* [EXERCISE DETAILS] Reproduce every record below exactly as it appears.

=== RECORDS SUPPLIED ===

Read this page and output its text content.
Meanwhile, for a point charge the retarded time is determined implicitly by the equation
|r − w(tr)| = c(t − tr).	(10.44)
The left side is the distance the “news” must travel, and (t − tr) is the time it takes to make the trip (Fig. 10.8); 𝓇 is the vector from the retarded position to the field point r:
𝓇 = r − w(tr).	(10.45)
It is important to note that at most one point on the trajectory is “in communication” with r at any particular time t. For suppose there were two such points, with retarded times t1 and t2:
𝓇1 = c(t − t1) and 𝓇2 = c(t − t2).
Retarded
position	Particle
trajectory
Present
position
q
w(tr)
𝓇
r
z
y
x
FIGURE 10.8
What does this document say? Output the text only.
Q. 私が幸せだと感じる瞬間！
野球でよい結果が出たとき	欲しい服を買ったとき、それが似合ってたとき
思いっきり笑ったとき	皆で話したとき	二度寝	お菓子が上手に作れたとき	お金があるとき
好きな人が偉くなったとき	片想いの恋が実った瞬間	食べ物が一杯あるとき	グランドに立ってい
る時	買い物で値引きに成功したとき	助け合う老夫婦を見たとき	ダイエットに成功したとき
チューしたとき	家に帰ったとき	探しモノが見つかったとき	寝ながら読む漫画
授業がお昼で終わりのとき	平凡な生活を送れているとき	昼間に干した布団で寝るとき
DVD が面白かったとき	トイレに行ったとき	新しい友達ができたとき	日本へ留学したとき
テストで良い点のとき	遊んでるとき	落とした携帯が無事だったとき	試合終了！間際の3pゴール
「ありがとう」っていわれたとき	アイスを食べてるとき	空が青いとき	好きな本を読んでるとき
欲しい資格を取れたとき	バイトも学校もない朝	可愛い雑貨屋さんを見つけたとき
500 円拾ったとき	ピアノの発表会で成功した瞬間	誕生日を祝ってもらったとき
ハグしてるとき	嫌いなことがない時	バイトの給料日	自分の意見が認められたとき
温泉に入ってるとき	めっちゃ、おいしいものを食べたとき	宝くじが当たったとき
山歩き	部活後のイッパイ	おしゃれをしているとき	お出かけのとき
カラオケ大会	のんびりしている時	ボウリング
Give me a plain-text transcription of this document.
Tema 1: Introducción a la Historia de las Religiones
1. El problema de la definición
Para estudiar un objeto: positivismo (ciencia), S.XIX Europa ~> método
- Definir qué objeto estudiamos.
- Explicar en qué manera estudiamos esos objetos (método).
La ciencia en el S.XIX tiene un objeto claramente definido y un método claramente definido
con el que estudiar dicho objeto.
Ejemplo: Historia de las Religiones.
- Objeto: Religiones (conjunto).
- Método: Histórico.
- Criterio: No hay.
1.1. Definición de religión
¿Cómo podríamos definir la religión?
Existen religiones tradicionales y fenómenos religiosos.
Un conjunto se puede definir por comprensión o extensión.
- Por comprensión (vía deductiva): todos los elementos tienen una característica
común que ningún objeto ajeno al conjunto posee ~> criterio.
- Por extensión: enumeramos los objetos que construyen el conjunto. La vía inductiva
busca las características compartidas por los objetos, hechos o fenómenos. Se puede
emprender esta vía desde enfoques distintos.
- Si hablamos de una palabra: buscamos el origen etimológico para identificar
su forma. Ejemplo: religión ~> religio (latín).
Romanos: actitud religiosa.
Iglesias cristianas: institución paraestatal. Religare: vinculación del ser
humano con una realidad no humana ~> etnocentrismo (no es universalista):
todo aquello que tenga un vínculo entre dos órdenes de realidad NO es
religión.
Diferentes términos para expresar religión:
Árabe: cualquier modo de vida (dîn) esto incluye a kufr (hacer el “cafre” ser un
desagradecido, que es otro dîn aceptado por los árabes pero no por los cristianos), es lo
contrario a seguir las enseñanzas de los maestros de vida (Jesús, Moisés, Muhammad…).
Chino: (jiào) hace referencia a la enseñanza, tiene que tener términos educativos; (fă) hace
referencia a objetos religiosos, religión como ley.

===

* [FULL ANSWER]
Read this page and output its text content.
Meanwhile, for a point charge the retarded time is determined implicitly by the equation
|r − w(tr)| = c(t − tr).	(10.44)
The left side is the distance the “news” must travel, and (t − tr) is the time it takes to make the trip (Fig. 10.8); 𝓇 is the vector from the retarded position to the field point r:
𝓇 = r − w(tr).	(10.45)
It is important to note that at most one point on the trajectory is “in communication” with r at any particular time t. For suppose there were two such points, with retarded times t1 and t2:
𝓇1 = c(t − t1) and 𝓇2 = c(t − t2).
Retarded
position	Particle
trajectory
Present
position
q
w(tr)
𝓇
r
z
y
x
FIGURE 10.8
What does this document say? Output the text only.
Q. 私が幸せだと感じる瞬間！
野球でよい結果が出たとき	欲しい服を買ったとき、それが似合ってたとき
思いっきり笑ったとき	皆で話したとき	二度寝	お菓子が上手に作れたとき	お金があるとき
好きな人が偉くなったとき	片想いの恋が実った瞬間	食べ物が一杯あるとき	グランドに立ってい
る時	買い物で値引きに成功したとき	助け合う老夫婦を見たとき	ダイエットに成功したとき
チューしたとき	家に帰ったとき	探しモノが見つかったとき	寝ながら読む漫画
授業がお昼で終わりのとき	平凡な生活を送れているとき	昼間に干した布団で寝るとき
DVD が面白かったとき	トイレに行ったとき	新しい友達ができたとき	日本へ留学したとき
テストで良い点のとき	遊んでるとき	落とした携帯が無事だったとき	試合終了！間際の3pゴール
「ありがとう」っていわれたとき	アイスを食べてるとき	空が青いとき	好きな本を読んでるとき
欲しい資格を取れたとき	バイトも学校もない朝	可愛い雑貨屋さんを見つけたとき
500 円拾ったとき	ピアノの発表会で成功した瞬間	誕生日を祝ってもらったとき
ハグしてるとき	嫌いなことがない時	バイトの給料日	自分の意見が認められたとき
温泉に入ってるとき	めっちゃ、おいしいものを食べたとき	宝くじが当たったとき
山歩き	部活後のイッパイ	おしゃれをしているとき	お出かけのとき
カラオケ大会	のんびりしている時	ボウリング
Give me a plain-text transcription of this document.
Tema 1: Introducción a la Historia de las Religiones
1. El problema de la definición
Para estudiar un objeto: positivismo (ciencia), S.XIX Europa ~> método
- Definir qué objeto estudiamos.
- Explicar en qué manera estudiamos esos objetos (método).
La ciencia en el S.XIX tiene un objeto claramente definido y un método claramente definido
con el que estudiar dicho objeto.
Ejemplo: Historia de las Religiones.
- Objeto: Religiones (conjunto).
- Método: Histórico.
- Criterio: No hay.
1.1. Definición de religión
¿Cómo podríamos definir la religión?
Existen religiones tradicionales y fenómenos religiosos.
Un conjunto se puede definir por comprensión o extensión.
- Por comprensión (vía deductiva): todos los elementos tienen una característica
común que ningún objeto ajeno al conjunto posee ~> criterio.
- Por extensión: enumeramos los objetos que construyen el conjunto. La vía inductiva
busca las características compartidas por los objetos, hechos o fenómenos. Se puede
emprender esta vía desde enfoques distintos.
- Si hablamos de una palabra: buscamos el origen etimológico para identificar
su forma. Ejemplo: religión ~> religio (latín).
Romanos: actitud religiosa.
Iglesias cristianas: institución paraestatal. Religare: vinculación del ser
humano con una realidad no humana ~> etnocentrismo (no es universalista):
todo aquello que tenga un vínculo entre dos órdenes de realidad NO es
religión.
Diferentes términos para expresar religión:
Árabe: cualquier modo de vida (dîn) esto incluye a kufr (hacer el “cafre” ser un
desagradecido, que es otro dîn aceptado por los árabes pero no por los cristianos), es lo
contrario a seguir las enseñanzas de los maestros de vida (Jesús, Moisés, Muhammad…).
Chino: (jiào) hace referencia a la enseñanza, tiene que tener términos educativos; (fă) hace
referencia a objetos religiosos, religión como ley.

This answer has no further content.